■ **PROBLEM STATEMENT**
Tally the lines below that contain the word "icon", and give only that number.

■ **GIVEN RECORDS**
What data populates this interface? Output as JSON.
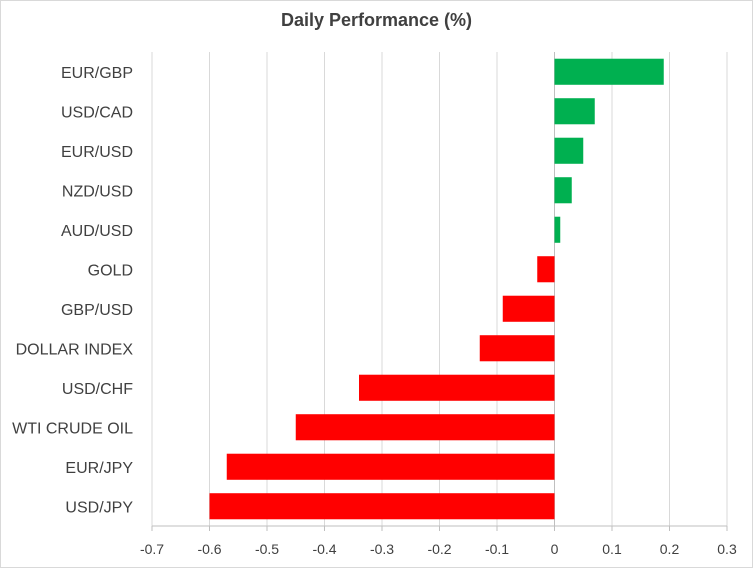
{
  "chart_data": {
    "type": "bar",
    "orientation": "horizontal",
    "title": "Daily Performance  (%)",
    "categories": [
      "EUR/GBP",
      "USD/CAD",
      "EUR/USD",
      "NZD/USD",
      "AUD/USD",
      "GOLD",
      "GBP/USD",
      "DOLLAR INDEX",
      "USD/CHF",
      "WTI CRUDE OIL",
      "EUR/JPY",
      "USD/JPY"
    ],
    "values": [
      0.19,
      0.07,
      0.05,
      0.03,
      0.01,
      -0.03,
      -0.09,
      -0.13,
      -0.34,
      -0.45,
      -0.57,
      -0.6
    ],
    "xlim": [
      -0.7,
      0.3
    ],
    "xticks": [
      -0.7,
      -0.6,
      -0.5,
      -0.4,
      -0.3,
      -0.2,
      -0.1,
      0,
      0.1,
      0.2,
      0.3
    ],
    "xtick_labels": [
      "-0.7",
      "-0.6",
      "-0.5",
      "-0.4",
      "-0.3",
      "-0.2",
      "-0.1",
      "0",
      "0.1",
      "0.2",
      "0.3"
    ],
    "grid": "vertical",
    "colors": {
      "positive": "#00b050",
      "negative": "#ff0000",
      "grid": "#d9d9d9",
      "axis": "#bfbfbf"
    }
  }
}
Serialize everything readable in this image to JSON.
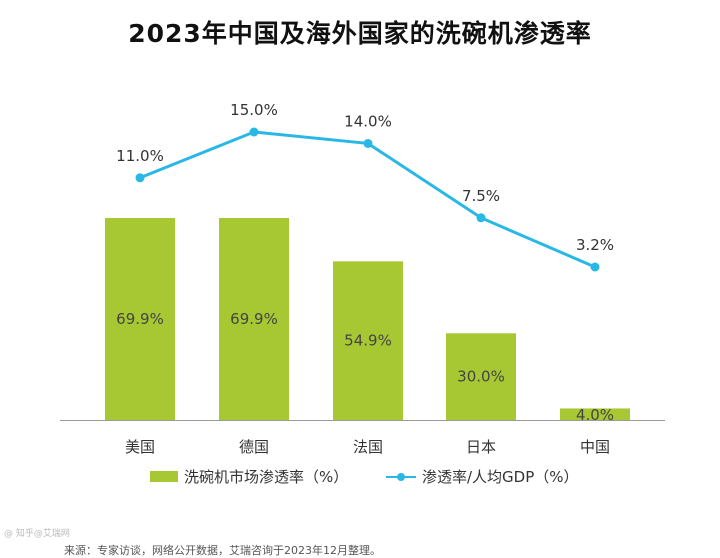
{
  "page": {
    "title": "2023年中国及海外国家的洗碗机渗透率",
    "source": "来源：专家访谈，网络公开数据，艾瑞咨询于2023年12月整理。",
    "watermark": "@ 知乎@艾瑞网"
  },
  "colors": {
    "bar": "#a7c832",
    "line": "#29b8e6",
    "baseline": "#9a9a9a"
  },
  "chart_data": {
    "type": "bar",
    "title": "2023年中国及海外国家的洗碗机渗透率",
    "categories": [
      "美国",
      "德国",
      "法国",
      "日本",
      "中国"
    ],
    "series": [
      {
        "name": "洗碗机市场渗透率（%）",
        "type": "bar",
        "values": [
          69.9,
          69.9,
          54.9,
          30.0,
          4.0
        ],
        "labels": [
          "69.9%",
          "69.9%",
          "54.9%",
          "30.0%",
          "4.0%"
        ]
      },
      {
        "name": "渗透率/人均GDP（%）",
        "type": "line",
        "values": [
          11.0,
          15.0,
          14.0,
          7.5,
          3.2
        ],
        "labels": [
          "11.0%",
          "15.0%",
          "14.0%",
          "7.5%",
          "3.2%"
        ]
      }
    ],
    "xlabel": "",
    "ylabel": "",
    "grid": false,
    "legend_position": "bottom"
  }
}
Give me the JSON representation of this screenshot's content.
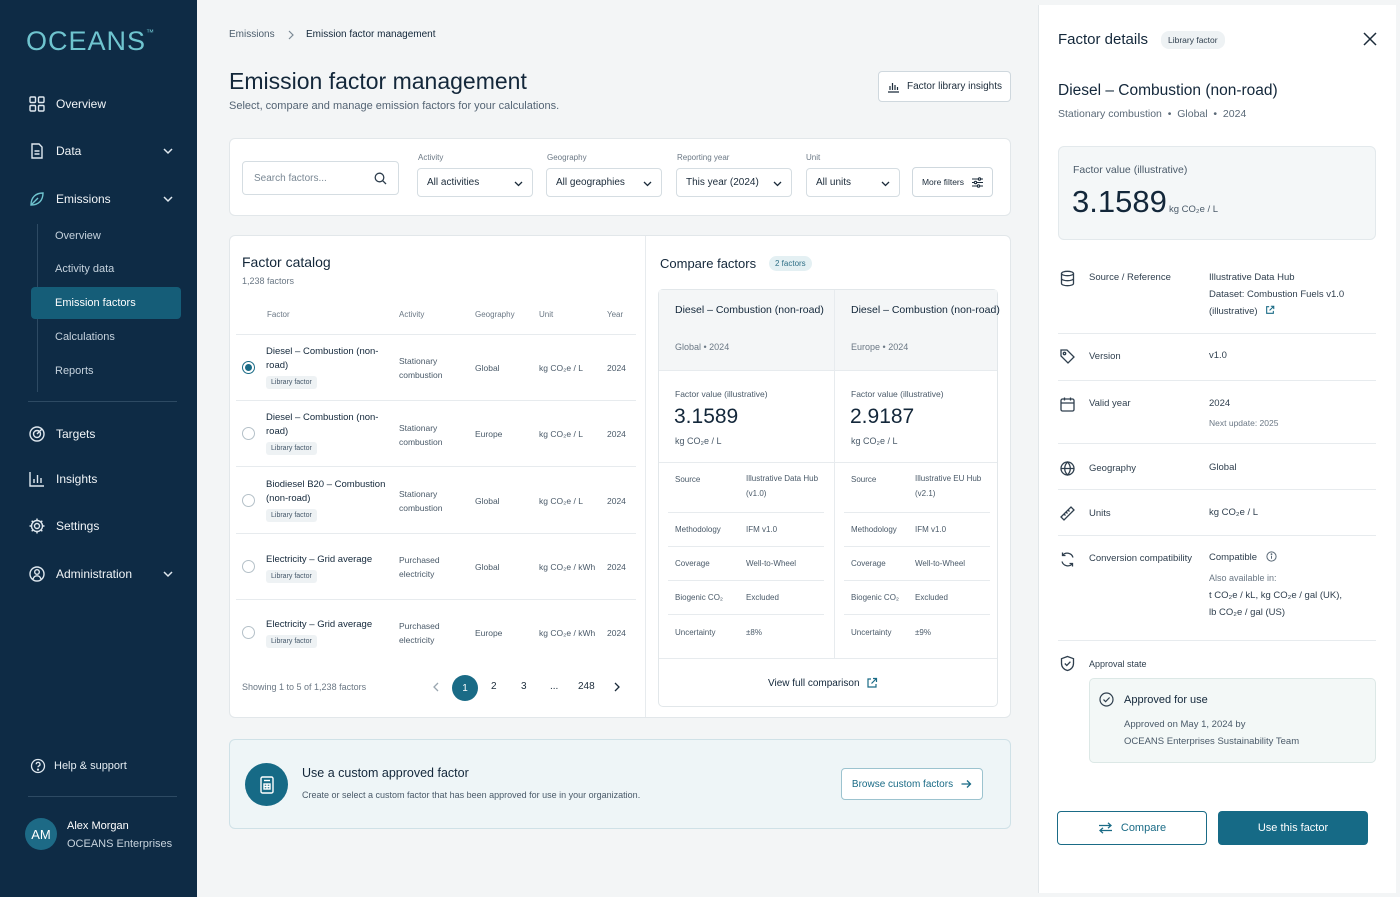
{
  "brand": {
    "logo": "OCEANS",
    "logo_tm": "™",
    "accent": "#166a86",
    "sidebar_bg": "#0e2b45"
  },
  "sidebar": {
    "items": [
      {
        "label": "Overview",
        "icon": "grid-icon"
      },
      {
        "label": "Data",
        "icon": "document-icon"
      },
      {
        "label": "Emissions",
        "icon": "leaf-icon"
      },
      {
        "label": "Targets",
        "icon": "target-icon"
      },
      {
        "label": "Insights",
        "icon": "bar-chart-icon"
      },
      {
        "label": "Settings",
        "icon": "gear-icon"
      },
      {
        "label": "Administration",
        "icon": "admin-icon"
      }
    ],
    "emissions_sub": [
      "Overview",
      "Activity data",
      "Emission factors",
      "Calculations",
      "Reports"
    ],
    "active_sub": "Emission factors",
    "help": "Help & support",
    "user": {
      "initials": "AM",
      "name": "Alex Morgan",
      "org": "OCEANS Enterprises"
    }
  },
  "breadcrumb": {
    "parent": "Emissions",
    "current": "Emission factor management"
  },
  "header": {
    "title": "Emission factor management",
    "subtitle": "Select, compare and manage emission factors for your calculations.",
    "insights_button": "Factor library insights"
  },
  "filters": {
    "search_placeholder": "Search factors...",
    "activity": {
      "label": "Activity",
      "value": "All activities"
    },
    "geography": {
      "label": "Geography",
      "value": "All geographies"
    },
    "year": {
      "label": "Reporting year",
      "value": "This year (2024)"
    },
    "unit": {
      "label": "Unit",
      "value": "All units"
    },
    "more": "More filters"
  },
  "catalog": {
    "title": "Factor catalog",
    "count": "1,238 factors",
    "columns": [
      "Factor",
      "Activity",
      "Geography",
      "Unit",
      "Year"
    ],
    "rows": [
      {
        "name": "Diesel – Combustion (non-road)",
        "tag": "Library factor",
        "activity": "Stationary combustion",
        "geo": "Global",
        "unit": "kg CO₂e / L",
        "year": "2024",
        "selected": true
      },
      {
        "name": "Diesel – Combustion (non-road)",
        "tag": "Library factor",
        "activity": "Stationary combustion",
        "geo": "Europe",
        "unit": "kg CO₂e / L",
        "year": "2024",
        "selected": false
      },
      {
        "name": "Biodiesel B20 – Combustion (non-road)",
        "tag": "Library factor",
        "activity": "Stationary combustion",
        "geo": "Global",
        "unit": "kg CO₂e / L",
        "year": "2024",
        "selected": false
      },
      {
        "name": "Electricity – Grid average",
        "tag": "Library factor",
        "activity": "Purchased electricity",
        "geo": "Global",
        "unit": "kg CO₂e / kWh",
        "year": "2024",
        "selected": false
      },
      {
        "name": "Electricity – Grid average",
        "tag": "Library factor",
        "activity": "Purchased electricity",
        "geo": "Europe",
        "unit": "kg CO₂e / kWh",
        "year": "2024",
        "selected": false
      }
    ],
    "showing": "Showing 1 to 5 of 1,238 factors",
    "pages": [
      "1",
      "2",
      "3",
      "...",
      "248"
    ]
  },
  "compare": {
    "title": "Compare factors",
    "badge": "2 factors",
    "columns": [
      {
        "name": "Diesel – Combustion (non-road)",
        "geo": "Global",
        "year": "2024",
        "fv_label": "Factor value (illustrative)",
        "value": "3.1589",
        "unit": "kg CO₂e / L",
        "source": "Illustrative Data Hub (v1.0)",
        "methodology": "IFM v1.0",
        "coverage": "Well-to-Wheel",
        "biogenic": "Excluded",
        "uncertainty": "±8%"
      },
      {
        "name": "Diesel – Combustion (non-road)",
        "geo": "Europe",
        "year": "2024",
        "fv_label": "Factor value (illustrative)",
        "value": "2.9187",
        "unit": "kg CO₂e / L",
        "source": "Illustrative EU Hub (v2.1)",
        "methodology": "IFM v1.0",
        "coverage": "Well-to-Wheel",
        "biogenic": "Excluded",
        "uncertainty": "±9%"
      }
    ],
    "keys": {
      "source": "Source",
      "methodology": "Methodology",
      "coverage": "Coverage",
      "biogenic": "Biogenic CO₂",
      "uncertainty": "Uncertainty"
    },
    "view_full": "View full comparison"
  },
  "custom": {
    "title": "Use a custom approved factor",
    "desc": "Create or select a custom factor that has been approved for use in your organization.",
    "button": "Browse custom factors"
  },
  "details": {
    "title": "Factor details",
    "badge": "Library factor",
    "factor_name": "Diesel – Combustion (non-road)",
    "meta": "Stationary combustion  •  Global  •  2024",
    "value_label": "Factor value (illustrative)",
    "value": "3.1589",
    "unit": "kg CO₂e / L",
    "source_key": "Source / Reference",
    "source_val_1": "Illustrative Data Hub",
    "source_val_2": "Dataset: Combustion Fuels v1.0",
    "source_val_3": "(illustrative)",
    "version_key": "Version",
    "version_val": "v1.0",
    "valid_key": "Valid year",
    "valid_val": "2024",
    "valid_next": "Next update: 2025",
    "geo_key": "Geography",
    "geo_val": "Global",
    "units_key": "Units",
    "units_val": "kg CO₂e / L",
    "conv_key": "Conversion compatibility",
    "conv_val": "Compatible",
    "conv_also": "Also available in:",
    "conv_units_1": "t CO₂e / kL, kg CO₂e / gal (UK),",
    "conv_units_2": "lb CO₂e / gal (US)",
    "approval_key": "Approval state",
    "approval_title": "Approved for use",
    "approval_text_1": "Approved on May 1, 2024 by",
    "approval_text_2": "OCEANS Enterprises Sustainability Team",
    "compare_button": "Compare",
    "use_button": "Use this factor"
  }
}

■ **COMPLETE RESPONSE**
7